Scan the entries below and extract each line with the word "been" in it.
Start MATERIAL FOR THIS TASK
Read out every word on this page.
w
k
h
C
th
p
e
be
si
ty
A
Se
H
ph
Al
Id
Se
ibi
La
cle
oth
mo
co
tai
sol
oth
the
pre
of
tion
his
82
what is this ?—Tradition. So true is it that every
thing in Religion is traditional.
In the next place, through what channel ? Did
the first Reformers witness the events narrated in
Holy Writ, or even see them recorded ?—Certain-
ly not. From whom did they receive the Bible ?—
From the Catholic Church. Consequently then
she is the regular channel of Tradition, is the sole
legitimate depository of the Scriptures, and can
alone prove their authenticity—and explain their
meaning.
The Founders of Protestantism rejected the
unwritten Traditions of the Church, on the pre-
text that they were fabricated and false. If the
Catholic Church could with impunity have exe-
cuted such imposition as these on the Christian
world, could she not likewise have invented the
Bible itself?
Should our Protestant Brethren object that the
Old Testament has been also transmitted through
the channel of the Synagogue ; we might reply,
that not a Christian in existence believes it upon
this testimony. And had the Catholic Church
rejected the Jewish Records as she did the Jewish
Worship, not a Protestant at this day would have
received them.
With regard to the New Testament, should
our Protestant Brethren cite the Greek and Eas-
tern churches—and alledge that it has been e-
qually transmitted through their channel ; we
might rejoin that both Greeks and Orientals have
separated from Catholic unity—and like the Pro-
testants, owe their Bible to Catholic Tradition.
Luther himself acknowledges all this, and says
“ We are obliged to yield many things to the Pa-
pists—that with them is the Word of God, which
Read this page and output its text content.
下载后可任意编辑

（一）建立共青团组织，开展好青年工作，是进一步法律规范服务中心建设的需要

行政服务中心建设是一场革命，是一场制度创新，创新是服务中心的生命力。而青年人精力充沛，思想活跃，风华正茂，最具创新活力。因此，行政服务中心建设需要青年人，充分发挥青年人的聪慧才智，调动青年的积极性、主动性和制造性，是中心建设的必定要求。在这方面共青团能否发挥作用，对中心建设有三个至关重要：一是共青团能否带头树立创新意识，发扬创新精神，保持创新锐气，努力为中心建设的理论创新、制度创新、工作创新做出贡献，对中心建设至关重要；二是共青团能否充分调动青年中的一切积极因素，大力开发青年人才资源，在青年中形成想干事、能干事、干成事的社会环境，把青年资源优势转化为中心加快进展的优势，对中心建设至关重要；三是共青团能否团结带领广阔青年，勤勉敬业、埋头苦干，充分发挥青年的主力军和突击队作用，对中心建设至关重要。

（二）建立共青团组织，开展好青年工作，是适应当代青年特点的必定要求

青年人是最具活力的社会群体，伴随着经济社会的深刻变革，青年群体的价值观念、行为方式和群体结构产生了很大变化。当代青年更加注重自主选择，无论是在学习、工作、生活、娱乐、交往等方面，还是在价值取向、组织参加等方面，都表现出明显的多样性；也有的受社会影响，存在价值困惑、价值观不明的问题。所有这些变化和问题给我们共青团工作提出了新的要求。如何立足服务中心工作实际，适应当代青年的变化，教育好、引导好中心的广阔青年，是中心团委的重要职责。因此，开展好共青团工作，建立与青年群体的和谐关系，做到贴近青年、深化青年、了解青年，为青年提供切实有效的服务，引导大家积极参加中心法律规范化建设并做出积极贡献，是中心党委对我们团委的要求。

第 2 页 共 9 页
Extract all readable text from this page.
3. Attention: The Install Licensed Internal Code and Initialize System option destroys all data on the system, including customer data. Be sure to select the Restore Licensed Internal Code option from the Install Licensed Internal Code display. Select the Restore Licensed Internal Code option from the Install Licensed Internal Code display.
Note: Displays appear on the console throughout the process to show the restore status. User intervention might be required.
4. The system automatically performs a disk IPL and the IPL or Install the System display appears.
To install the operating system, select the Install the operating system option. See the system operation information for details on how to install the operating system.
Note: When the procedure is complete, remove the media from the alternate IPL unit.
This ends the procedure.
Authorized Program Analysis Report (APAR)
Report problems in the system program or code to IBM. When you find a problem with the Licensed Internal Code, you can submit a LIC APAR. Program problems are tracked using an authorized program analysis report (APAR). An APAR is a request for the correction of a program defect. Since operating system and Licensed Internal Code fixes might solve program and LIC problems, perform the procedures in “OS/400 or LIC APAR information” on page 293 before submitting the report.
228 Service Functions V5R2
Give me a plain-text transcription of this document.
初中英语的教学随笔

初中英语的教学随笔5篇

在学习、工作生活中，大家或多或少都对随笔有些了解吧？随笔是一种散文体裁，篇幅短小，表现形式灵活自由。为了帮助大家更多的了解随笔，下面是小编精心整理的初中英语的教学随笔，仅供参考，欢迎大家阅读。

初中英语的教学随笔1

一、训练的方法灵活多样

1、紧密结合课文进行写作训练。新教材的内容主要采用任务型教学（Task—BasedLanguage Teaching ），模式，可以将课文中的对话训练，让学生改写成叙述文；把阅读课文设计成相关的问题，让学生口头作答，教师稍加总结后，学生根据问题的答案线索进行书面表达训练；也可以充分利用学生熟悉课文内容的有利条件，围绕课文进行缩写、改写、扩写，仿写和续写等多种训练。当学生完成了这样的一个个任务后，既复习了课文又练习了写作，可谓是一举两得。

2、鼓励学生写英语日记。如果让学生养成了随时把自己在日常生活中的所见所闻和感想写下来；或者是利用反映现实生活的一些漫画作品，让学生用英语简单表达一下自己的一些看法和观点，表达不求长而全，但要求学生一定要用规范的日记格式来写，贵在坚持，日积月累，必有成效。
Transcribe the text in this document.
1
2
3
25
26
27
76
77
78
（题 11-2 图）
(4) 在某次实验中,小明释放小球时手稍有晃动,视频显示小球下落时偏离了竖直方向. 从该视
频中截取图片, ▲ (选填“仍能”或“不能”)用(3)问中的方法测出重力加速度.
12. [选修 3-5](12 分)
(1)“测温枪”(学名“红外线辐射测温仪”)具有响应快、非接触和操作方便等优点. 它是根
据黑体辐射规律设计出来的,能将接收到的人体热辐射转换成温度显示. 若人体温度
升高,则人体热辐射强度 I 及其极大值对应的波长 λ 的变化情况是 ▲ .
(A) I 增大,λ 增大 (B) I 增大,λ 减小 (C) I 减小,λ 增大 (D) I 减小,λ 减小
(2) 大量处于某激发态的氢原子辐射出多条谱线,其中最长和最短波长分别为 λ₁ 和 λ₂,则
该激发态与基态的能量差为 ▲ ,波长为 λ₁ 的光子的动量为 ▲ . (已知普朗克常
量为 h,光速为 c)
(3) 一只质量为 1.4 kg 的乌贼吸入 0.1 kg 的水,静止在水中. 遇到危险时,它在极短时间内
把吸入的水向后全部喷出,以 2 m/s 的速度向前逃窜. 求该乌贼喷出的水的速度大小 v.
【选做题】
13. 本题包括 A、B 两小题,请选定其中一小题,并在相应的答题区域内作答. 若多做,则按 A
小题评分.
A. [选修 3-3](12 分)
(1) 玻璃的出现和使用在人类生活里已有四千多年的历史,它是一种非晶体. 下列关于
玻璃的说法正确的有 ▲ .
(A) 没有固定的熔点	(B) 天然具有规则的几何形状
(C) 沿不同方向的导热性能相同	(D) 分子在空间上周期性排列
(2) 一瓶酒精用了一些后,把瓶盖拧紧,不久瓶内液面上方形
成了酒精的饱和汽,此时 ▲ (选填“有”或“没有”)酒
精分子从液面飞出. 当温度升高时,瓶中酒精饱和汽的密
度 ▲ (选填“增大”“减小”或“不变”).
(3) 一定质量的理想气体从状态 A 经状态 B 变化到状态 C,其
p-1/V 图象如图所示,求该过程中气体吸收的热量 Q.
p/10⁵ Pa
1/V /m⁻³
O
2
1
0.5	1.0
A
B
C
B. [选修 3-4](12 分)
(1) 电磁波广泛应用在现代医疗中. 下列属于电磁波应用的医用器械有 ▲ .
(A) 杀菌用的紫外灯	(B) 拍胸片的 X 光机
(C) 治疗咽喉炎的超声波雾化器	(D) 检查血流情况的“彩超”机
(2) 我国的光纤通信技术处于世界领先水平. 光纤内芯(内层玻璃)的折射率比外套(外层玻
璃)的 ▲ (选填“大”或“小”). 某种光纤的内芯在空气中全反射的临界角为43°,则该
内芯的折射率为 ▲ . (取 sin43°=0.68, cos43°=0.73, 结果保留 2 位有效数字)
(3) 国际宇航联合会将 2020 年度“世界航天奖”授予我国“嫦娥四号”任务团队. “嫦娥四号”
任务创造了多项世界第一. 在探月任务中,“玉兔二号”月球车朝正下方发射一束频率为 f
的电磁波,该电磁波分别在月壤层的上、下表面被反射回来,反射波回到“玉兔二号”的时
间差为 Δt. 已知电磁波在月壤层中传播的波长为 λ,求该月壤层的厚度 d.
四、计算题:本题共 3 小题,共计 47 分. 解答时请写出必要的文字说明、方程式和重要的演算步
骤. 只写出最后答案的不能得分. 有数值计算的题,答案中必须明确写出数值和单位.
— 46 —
End MATERIAL FOR THIS TASK
■ THE SOLUTION ■
Old Testament has been also transmitted through
tern churches—and alledge that it has been e-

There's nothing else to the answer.